>> begin Supplied data

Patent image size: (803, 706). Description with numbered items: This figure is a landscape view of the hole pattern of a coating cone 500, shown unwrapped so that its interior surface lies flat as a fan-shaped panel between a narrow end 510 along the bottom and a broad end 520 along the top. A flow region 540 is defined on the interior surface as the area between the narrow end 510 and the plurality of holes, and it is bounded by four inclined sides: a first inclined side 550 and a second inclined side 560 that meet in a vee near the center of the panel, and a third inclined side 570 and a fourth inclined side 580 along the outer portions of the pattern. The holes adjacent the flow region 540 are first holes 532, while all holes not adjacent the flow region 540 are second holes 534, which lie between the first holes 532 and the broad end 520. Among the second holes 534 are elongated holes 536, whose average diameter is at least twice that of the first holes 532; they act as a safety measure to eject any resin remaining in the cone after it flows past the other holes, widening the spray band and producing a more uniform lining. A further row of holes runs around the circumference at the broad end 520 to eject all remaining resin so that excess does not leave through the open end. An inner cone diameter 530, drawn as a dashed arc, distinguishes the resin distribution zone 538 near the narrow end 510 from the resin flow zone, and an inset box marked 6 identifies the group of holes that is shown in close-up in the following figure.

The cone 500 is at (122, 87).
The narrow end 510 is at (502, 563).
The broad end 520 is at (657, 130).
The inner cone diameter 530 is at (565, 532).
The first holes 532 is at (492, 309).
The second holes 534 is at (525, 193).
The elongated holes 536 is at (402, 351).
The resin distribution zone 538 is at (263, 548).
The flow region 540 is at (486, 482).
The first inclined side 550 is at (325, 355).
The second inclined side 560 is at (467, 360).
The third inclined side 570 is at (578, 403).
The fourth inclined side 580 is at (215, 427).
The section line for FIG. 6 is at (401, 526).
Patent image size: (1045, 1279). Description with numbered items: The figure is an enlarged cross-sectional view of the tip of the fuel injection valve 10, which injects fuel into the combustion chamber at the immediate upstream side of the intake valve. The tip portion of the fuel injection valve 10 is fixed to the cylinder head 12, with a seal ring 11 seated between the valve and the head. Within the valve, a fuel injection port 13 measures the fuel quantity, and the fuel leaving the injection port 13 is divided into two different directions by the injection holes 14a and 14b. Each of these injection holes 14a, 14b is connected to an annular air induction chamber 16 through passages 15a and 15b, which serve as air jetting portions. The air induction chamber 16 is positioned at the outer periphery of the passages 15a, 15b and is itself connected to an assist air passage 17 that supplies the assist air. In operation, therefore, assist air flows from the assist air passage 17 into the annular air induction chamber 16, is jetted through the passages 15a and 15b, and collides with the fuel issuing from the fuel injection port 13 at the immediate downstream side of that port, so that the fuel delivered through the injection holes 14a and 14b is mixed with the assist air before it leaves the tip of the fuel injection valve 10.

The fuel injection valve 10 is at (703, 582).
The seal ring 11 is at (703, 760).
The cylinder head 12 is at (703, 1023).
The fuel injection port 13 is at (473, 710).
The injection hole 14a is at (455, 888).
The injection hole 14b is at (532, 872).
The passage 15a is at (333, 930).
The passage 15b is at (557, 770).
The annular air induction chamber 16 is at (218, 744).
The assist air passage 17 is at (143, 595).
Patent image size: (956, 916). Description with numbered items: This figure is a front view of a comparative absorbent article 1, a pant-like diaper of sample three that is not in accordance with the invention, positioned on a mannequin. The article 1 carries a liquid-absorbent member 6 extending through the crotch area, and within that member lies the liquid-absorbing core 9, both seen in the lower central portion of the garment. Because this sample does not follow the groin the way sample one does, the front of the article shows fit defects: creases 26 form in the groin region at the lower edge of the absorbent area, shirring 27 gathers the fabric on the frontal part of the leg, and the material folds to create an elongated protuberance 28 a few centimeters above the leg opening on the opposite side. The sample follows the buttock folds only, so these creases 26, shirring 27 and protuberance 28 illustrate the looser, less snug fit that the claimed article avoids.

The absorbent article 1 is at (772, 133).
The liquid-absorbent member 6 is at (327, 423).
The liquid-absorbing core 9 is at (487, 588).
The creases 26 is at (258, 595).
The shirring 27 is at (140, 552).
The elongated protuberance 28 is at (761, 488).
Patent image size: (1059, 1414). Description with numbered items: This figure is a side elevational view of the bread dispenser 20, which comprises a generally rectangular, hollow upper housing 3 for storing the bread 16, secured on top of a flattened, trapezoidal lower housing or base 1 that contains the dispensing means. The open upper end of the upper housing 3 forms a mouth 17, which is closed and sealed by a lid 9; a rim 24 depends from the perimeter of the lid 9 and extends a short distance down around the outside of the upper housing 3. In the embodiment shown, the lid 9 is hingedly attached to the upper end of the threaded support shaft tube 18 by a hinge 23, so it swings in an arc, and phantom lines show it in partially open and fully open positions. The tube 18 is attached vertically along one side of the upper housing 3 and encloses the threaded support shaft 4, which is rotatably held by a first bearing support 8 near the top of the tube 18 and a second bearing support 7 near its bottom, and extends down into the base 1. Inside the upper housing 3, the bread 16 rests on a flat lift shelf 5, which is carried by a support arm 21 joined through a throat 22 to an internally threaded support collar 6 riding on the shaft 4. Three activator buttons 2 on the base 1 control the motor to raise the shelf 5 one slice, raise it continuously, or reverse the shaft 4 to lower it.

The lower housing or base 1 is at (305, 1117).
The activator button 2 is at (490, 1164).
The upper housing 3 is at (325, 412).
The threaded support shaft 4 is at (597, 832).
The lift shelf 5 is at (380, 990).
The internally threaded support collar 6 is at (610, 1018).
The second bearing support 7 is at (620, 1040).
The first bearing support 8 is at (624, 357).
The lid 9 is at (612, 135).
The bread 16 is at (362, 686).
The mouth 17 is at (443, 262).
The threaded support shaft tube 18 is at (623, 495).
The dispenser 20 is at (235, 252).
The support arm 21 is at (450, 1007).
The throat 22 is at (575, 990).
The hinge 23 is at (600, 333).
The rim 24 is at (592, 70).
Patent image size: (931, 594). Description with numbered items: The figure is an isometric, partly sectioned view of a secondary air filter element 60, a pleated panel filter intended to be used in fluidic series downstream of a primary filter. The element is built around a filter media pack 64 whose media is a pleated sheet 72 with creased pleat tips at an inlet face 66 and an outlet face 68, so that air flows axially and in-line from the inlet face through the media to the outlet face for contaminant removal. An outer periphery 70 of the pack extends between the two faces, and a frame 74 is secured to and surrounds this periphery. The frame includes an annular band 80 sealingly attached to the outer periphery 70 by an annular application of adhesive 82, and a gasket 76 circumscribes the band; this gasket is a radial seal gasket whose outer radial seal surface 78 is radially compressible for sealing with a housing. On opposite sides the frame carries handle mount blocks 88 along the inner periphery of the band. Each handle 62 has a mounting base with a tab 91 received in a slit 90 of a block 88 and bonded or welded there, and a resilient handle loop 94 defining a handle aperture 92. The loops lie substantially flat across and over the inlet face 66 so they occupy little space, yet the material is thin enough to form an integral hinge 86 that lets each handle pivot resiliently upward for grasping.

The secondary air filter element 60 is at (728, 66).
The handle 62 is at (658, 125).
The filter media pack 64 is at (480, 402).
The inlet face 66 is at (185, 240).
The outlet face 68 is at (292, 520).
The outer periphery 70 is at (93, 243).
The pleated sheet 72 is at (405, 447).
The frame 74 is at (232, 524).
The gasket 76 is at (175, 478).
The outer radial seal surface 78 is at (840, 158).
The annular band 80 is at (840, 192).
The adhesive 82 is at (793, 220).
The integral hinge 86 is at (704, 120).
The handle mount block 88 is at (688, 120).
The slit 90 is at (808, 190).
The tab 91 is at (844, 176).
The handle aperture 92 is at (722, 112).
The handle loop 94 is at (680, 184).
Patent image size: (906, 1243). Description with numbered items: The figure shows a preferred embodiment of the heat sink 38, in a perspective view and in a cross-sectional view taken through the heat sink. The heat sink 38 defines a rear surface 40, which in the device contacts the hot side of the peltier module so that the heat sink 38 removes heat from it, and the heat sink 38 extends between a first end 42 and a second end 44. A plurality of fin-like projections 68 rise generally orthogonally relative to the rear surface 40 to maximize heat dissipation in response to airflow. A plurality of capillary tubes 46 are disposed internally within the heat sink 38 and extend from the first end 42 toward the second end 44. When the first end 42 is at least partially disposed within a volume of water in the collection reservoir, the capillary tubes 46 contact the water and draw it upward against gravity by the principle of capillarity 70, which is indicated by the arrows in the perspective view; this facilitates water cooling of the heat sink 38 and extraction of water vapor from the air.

>> end Supplied data

Could you set down, word for word, the stretch of the listing from the line containing "Patent image size: (956, 916)." through the line containing "The liquid-absorbent member"?

§ Output below
Patent image size: (956, 916). Description with numbered items: This figure is a front view of a comparative absorbent article 1, a pant-like diaper of sample three that is not in accordance with the invention, positioned on a mannequin. The article 1 carries a liquid-absorbent member 6 extending through the crotch area, and within that member lies the liquid-absorbing core 9, both seen in the lower central portion of the garment. Because this sample does not follow the groin the way sample one does, the front of the article shows fit defects: creases 26 form in the groin region at the lower edge of the absorbent area, shirring 27 gathers the fabric on the frontal part of the leg, and the material folds to create an elongated protuberance 28 a few centimeters above the leg opening on the opposite side. The sample follows the buttock folds only, so these creases 26, shirring 27 and protuberance 28 illustrate the looser, less snug fit that the claimed article avoids.

The absorbent article 1 is at (772, 133).
The liquid-absorbent member 6 is at (327, 423).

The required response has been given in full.